PROBLEM TO WORK ON: Return the entries below verbatim. Pictures stay out.

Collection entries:

====

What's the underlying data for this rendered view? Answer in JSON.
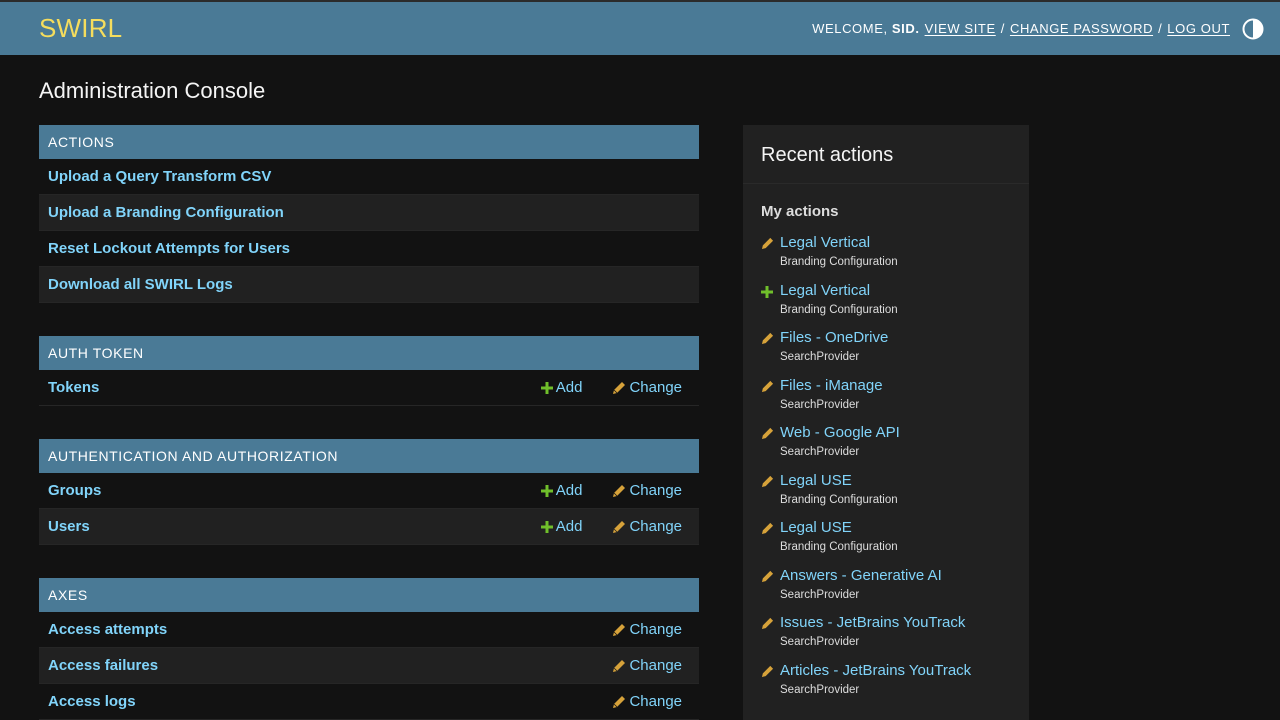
{
  "header": {
    "brand": "SWIRL",
    "welcome": "WELCOME,",
    "username": "SID.",
    "view_site": "VIEW SITE",
    "change_password": "CHANGE PASSWORD",
    "log_out": "LOG OUT",
    "separator": "/",
    "theme_icon": "half-circle-icon"
  },
  "page": {
    "title": "Administration Console"
  },
  "modules": {
    "actions": {
      "caption": "ACTIONS",
      "items": [
        "Upload a Query Transform CSV",
        "Upload a Branding Configuration",
        "Reset Lockout Attempts for Users",
        "Download all SWIRL Logs"
      ]
    },
    "auth_token": {
      "caption": "AUTH TOKEN",
      "rows": [
        {
          "name": "Tokens"
        }
      ]
    },
    "authn": {
      "caption": "AUTHENTICATION AND AUTHORIZATION",
      "rows": [
        {
          "name": "Groups"
        },
        {
          "name": "Users"
        }
      ]
    },
    "axes": {
      "caption": "AXES",
      "rows": [
        {
          "name": "Access attempts"
        },
        {
          "name": "Access failures"
        },
        {
          "name": "Access logs"
        }
      ]
    }
  },
  "labels": {
    "add": "Add",
    "change": "Change"
  },
  "icons": {
    "add": "plus-icon",
    "change": "pencil-icon"
  },
  "colors": {
    "header_bg": "#4a7a96",
    "brand": "#f5dd5d",
    "link": "#81d4fa",
    "add_icon": "#70bf2b",
    "change_icon": "#d6a23a"
  },
  "recent": {
    "title": "Recent actions",
    "subtitle": "My actions",
    "items": [
      {
        "name": "Legal Vertical",
        "type": "Branding Configuration",
        "icon": "pencil-icon"
      },
      {
        "name": "Legal Vertical",
        "type": "Branding Configuration",
        "icon": "plus-icon"
      },
      {
        "name": "Files - OneDrive",
        "type": "SearchProvider",
        "icon": "pencil-icon"
      },
      {
        "name": "Files - iManage",
        "type": "SearchProvider",
        "icon": "pencil-icon"
      },
      {
        "name": "Web - Google API",
        "type": "SearchProvider",
        "icon": "pencil-icon"
      },
      {
        "name": "Legal USE",
        "type": "Branding Configuration",
        "icon": "pencil-icon"
      },
      {
        "name": "Legal USE",
        "type": "Branding Configuration",
        "icon": "pencil-icon"
      },
      {
        "name": "Answers - Generative AI",
        "type": "SearchProvider",
        "icon": "pencil-icon"
      },
      {
        "name": "Issues - JetBrains YouTrack",
        "type": "SearchProvider",
        "icon": "pencil-icon"
      },
      {
        "name": "Articles - JetBrains YouTrack",
        "type": "SearchProvider",
        "icon": "pencil-icon"
      }
    ]
  }
}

====

COMPLETE OUTPUT:
What's the underlying data for this rendered view? Answer in JSON.
{
  "header": {
    "brand": "SWIRL",
    "welcome": "WELCOME,",
    "username": "SID.",
    "view_site": "VIEW SITE",
    "change_password": "CHANGE PASSWORD",
    "log_out": "LOG OUT",
    "separator": "/",
    "theme_icon": "half-circle-icon"
  },
  "page": {
    "title": "Administration Console"
  },
  "modules": {
    "actions": {
      "caption": "ACTIONS",
      "items": [
        "Upload a Query Transform CSV",
        "Upload a Branding Configuration",
        "Reset Lockout Attempts for Users",
        "Download all SWIRL Logs"
      ]
    },
    "auth_token": {
      "caption": "AUTH TOKEN",
      "rows": [
        {
          "name": "Tokens"
        }
      ]
    },
    "authn": {
      "caption": "AUTHENTICATION AND AUTHORIZATION",
      "rows": [
        {
          "name": "Groups"
        },
        {
          "name": "Users"
        }
      ]
    },
    "axes": {
      "caption": "AXES",
      "rows": [
        {
          "name": "Access attempts"
        },
        {
          "name": "Access failures"
        },
        {
          "name": "Access logs"
        }
      ]
    }
  },
  "labels": {
    "add": "Add",
    "change": "Change"
  },
  "icons": {
    "add": "plus-icon",
    "change": "pencil-icon"
  },
  "colors": {
    "header_bg": "#4a7a96",
    "brand": "#f5dd5d",
    "link": "#81d4fa",
    "add_icon": "#70bf2b",
    "change_icon": "#d6a23a"
  },
  "recent": {
    "title": "Recent actions",
    "subtitle": "My actions",
    "items": [
      {
        "name": "Legal Vertical",
        "type": "Branding Configuration",
        "icon": "pencil-icon"
      },
      {
        "name": "Legal Vertical",
        "type": "Branding Configuration",
        "icon": "plus-icon"
      },
      {
        "name": "Files - OneDrive",
        "type": "SearchProvider",
        "icon": "pencil-icon"
      },
      {
        "name": "Files - iManage",
        "type": "SearchProvider",
        "icon": "pencil-icon"
      },
      {
        "name": "Web - Google API",
        "type": "SearchProvider",
        "icon": "pencil-icon"
      },
      {
        "name": "Legal USE",
        "type": "Branding Configuration",
        "icon": "pencil-icon"
      },
      {
        "name": "Legal USE",
        "type": "Branding Configuration",
        "icon": "pencil-icon"
      },
      {
        "name": "Answers - Generative AI",
        "type": "SearchProvider",
        "icon": "pencil-icon"
      },
      {
        "name": "Issues - JetBrains YouTrack",
        "type": "SearchProvider",
        "icon": "pencil-icon"
      },
      {
        "name": "Articles - JetBrains YouTrack",
        "type": "SearchProvider",
        "icon": "pencil-icon"
      }
    ]
  }
}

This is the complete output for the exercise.